Find the string "扶贫济困日活动" in the data, then copy every line where it is found.
**** Input data
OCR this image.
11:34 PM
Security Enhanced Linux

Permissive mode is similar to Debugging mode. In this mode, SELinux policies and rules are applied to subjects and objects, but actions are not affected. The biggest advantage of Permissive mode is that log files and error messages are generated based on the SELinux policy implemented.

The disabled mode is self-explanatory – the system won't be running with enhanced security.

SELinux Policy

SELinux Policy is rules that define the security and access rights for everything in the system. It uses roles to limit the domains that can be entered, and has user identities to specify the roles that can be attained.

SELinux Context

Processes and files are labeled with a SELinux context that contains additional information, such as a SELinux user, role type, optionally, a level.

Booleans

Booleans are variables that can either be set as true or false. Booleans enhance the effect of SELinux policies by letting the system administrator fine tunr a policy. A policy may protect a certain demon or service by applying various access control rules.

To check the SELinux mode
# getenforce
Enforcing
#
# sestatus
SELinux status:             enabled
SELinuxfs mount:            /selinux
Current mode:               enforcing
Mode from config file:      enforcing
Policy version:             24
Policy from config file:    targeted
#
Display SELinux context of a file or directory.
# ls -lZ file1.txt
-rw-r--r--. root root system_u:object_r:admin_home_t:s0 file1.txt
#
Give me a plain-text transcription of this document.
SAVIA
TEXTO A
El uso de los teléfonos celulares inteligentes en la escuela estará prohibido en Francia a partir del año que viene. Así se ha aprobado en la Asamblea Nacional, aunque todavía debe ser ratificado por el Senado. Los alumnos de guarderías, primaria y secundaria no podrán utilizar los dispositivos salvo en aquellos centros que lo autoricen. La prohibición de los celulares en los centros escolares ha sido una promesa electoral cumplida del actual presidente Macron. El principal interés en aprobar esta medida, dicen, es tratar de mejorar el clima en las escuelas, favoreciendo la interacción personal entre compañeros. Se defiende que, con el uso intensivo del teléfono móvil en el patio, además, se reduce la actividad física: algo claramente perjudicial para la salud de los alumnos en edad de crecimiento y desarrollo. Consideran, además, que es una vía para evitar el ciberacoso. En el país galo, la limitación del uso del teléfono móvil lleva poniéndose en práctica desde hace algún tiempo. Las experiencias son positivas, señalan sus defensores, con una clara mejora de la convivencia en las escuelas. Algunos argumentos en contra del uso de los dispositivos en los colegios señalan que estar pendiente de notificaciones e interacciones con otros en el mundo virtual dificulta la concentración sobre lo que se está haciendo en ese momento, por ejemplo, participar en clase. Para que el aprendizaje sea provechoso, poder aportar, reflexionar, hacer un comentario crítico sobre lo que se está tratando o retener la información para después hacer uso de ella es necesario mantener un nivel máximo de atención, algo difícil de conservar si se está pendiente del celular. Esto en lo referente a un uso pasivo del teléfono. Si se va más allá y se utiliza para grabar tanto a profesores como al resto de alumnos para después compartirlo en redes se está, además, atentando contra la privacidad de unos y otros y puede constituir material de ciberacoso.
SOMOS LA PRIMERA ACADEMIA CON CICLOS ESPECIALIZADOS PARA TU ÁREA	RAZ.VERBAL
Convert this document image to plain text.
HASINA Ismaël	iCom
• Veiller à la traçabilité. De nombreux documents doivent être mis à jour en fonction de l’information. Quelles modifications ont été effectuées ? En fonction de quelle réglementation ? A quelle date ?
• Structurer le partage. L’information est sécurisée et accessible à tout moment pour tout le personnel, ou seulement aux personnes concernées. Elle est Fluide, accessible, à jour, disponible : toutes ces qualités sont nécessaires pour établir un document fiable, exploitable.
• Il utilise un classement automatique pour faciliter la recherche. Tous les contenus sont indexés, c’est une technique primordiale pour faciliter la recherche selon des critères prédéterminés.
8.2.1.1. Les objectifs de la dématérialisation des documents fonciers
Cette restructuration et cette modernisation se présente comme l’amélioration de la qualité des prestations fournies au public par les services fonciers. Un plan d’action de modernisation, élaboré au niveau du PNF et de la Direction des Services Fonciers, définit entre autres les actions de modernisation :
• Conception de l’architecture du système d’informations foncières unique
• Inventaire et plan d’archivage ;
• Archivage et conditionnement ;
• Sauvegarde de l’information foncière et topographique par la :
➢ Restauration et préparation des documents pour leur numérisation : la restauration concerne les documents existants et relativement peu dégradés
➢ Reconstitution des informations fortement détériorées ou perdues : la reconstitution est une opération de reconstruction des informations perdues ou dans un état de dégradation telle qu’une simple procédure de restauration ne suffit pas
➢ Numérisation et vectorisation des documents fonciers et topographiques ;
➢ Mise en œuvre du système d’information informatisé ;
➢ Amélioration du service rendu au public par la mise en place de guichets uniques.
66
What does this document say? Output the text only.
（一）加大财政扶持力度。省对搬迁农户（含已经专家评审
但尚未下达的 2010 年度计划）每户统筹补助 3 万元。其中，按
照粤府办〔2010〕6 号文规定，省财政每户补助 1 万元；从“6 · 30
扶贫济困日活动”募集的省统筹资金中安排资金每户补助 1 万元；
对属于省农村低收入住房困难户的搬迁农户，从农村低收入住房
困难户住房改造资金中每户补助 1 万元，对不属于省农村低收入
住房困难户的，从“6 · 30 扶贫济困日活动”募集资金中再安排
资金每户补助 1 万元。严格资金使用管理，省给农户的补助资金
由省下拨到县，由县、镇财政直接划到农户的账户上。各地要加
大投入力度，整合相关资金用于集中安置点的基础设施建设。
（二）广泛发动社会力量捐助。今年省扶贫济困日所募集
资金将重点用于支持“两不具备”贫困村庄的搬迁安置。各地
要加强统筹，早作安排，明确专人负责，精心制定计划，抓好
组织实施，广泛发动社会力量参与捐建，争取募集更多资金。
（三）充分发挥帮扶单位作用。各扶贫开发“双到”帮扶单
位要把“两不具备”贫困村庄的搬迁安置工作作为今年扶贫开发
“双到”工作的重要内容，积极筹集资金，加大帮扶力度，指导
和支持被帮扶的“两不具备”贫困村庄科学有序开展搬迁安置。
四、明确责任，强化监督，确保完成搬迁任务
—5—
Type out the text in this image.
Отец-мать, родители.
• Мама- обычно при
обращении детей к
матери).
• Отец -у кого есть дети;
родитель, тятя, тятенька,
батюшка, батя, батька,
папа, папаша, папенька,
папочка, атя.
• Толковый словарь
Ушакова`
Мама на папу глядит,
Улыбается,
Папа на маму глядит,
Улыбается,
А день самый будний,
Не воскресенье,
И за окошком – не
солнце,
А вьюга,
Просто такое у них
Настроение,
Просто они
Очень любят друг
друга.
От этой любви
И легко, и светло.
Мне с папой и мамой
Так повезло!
********
* Full solution:
扶贫济困日活动”募集的省统筹资金中安排资金每户补助 1 万元；
住房困难户的，从“6 · 30 扶贫济困日活动”募集资金中再安排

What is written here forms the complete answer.